:: Input rows
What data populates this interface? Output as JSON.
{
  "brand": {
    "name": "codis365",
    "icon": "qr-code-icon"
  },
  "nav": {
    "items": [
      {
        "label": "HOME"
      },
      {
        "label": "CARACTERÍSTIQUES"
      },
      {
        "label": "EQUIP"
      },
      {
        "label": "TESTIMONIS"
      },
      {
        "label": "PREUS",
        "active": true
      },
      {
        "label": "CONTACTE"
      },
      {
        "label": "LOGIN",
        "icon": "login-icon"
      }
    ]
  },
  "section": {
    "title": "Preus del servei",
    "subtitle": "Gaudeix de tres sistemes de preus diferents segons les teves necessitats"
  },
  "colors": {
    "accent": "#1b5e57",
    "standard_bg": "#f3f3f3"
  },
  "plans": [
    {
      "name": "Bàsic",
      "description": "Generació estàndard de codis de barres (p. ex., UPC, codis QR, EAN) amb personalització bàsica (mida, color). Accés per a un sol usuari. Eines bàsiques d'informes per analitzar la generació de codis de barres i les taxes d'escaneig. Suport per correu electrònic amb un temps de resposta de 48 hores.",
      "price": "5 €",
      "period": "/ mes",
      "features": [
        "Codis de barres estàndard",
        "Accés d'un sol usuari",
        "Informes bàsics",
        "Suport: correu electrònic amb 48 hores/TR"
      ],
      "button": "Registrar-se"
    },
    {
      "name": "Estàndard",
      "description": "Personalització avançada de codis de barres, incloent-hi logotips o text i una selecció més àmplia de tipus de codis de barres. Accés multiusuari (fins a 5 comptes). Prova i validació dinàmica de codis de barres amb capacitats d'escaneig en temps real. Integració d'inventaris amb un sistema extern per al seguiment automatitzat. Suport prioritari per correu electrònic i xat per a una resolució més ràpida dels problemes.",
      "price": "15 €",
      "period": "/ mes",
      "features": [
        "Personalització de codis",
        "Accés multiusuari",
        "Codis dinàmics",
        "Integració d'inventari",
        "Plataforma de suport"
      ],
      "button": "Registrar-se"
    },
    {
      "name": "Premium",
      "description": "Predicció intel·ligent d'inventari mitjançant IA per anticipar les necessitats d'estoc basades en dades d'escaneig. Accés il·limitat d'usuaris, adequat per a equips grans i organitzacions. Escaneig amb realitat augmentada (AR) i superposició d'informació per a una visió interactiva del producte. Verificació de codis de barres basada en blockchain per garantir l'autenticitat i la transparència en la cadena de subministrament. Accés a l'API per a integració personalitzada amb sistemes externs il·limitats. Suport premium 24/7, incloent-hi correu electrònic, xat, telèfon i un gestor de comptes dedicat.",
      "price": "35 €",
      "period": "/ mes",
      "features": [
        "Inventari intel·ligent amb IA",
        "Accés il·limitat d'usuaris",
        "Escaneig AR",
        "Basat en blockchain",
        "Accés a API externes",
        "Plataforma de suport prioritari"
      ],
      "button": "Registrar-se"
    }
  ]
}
::::
**Task to complete**
Determine how many lines of the data contain "usuaris" and give nothing but that number.

**Task answer**
2